* Directions:
Please return every line in the following data that includes the string "Rhein".

Page transcription entries:
+ + + + +

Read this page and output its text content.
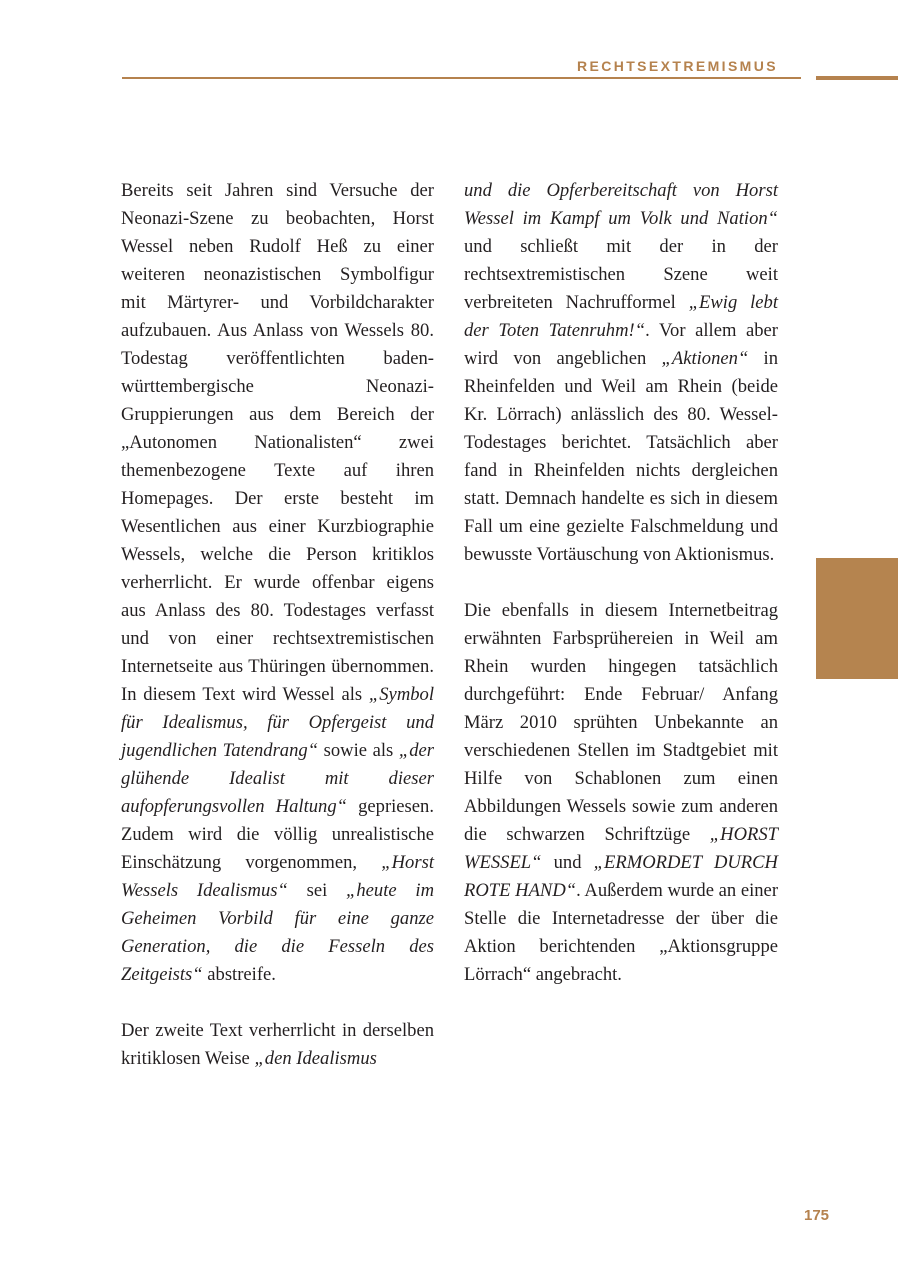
RECHTSEXTREMISMUS

Bereits seit Jahren sind Versuche der Neonazi-Szene zu beobachten, Horst Wessel neben Rudolf Heß zu einer weiteren neonazistischen Symbolfigur mit Märtyrer- und Vorbildcharakter aufzubauen. Aus Anlass von Wessels 80. Todestag veröffentlichten baden-württembergische Neonazi-Gruppierungen aus dem Bereich der „Autonomen Nationalisten“ zwei themenbezogene Texte auf ihren Homepages. Der erste besteht im Wesentlichen aus einer Kurzbiographie Wessels, welche die Person kritiklos verherrlicht. Er wurde offenbar eigens aus Anlass des 80. Todestages verfasst und von einer rechtsextremistischen Internetseite aus Thüringen übernommen. In diesem Text wird Wessel als „Symbol für Idealismus, für Opfergeist und jugendlichen Tatendrang“ sowie als „der glühende Idealist mit dieser aufopferungsvollen Haltung“ gepriesen. Zudem wird die völlig unrealistische Einschätzung vorgenommen, „Horst Wessels Idealismus“ sei „heute im Geheimen Vorbild für eine ganze Generation, die die Fesseln des Zeitgeists“ abstreife.

Der zweite Text verherrlicht in derselben kritiklosen Weise „den Idealismus

und die Opferbereitschaft von Horst Wessel im Kampf um Volk und Nation“ und schließt mit der in der rechtsextremistischen Szene weit verbreiteten Nachrufformel „Ewig lebt der Toten Tatenruhm!“. Vor allem aber wird von angeblichen „Aktionen“ in Rheinfelden und Weil am Rhein (beide Kr. Lörrach) anlässlich des 80. Wessel-Todestages berichtet. Tatsächlich aber fand in Rheinfelden nichts dergleichen statt. Demnach handelte es sich in diesem Fall um eine gezielte Falschmeldung und bewusste Vortäuschung von Aktionismus.

Die ebenfalls in diesem Internetbeitrag erwähnten Farbsprühereien in Weil am Rhein wurden hingegen tatsächlich durchgeführt: Ende Februar/ Anfang März 2010 sprühten Unbekannte an verschiedenen Stellen im Stadtgebiet mit Hilfe von Schablonen zum einen Abbildungen Wessels sowie zum anderen die schwarzen Schriftzüge „HORST WESSEL“ und „ERMORDET DURCH ROTE HAND“. Außerdem wurde an einer Stelle die Internetadresse der über die Aktion berichtenden „Aktionsgruppe Lörrach“ angebracht.

175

+ + + + +

* Response:
und die Opferbereitschaft von Horst Wessel im Kampf um Volk und Nation“ und schließt mit der in der rechtsextremistischen Szene weit verbreiteten Nachrufformel „Ewig lebt der Toten Tatenruhm!“. Vor allem aber wird von angeblichen „Aktionen“ in Rheinfelden und Weil am Rhein (beide Kr. Lörrach) anlässlich des 80. Wessel-Todestages berichtet. Tatsächlich aber fand in Rheinfelden nichts dergleichen statt. Demnach handelte es sich in diesem Fall um eine gezielte Falschmeldung und bewusste Vortäuschung von Aktionismus.
Die ebenfalls in diesem Internetbeitrag erwähnten Farbsprühereien in Weil am Rhein wurden hingegen tatsächlich durchgeführt: Ende Februar/ Anfang März 2010 sprühten Unbekannte an verschiedenen Stellen im Stadtgebiet mit Hilfe von Schablonen zum einen Abbildungen Wessels sowie zum anderen die schwarzen Schriftzüge „HORST WESSEL“ und „ERMORDET DURCH ROTE HAND“. Außerdem wurde an einer Stelle die Internetadresse der über die Aktion berichtenden „Aktionsgruppe Lörrach“ angebracht.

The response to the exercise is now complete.